--- START OF AVAILABLE DATA ---

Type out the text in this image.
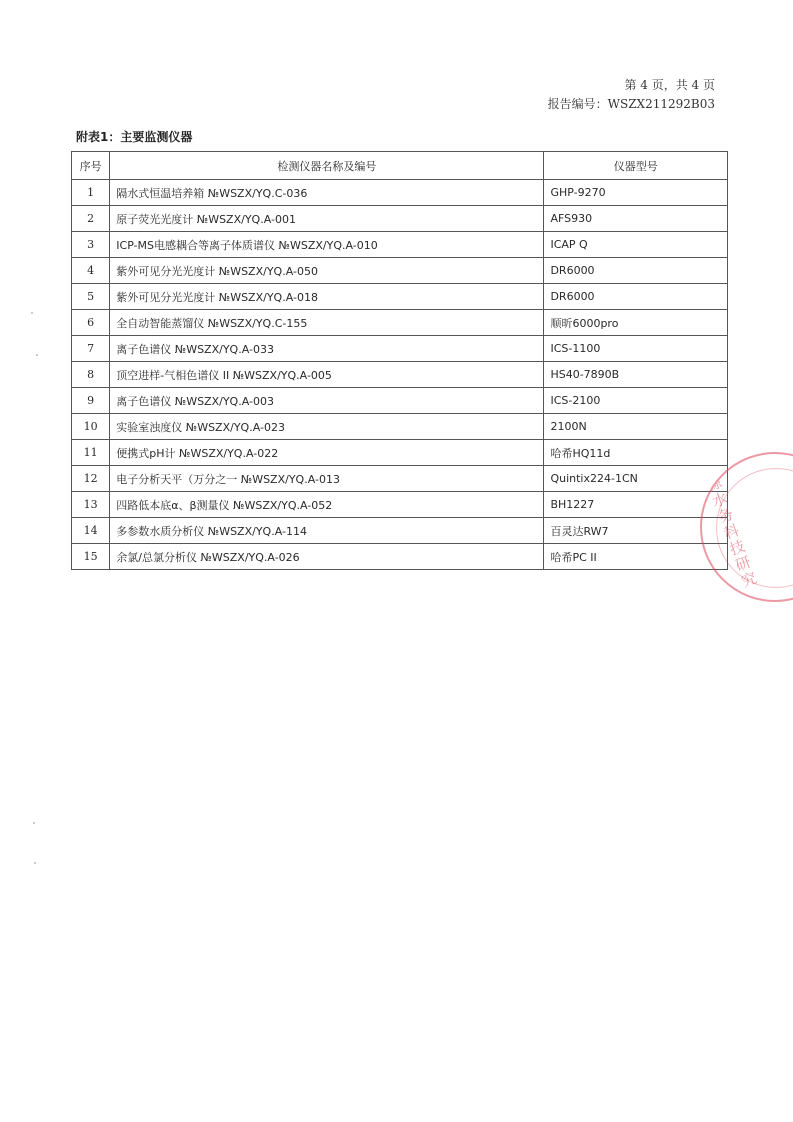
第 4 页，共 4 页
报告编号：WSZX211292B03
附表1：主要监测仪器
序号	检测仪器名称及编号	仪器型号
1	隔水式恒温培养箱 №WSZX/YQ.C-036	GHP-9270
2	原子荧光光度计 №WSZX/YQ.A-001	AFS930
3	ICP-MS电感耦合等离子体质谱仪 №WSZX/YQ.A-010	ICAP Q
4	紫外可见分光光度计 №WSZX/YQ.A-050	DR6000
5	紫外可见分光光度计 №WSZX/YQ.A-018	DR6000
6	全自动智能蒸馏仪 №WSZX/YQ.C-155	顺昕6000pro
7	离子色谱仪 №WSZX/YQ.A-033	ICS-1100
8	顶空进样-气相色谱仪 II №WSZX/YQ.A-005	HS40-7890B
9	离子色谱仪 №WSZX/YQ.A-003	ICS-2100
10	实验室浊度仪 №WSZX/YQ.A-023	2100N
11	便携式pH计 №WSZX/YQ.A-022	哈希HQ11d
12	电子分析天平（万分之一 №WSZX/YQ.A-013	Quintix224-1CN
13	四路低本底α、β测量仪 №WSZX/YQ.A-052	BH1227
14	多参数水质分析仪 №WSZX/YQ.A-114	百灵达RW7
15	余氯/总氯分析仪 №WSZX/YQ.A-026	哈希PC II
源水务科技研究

--- END OF AVAILABLE DATA ---

Write out again every line above exactly as given; the pictures do not belong in the copy.

Type out the text in this image.
第 4 页，共 4 页
报告编号：WSZX211292B03
附表1：主要监测仪器
序号	检测仪器名称及编号	仪器型号
1	隔水式恒温培养箱 №WSZX/YQ.C-036	GHP-9270
2	原子荧光光度计 №WSZX/YQ.A-001	AFS930
3	ICP-MS电感耦合等离子体质谱仪 №WSZX/YQ.A-010	ICAP Q
4	紫外可见分光光度计 №WSZX/YQ.A-050	DR6000
5	紫外可见分光光度计 №WSZX/YQ.A-018	DR6000
6	全自动智能蒸馏仪 №WSZX/YQ.C-155	顺昕6000pro
7	离子色谱仪 №WSZX/YQ.A-033	ICS-1100
8	顶空进样-气相色谱仪 II №WSZX/YQ.A-005	HS40-7890B
9	离子色谱仪 №WSZX/YQ.A-003	ICS-2100
10	实验室浊度仪 №WSZX/YQ.A-023	2100N
11	便携式pH计 №WSZX/YQ.A-022	哈希HQ11d
12	电子分析天平（万分之一 №WSZX/YQ.A-013	Quintix224-1CN
13	四路低本底α、β测量仪 №WSZX/YQ.A-052	BH1227
14	多参数水质分析仪 №WSZX/YQ.A-114	百灵达RW7
15	余氯/总氯分析仪 №WSZX/YQ.A-026	哈希PC II
源水务科技研究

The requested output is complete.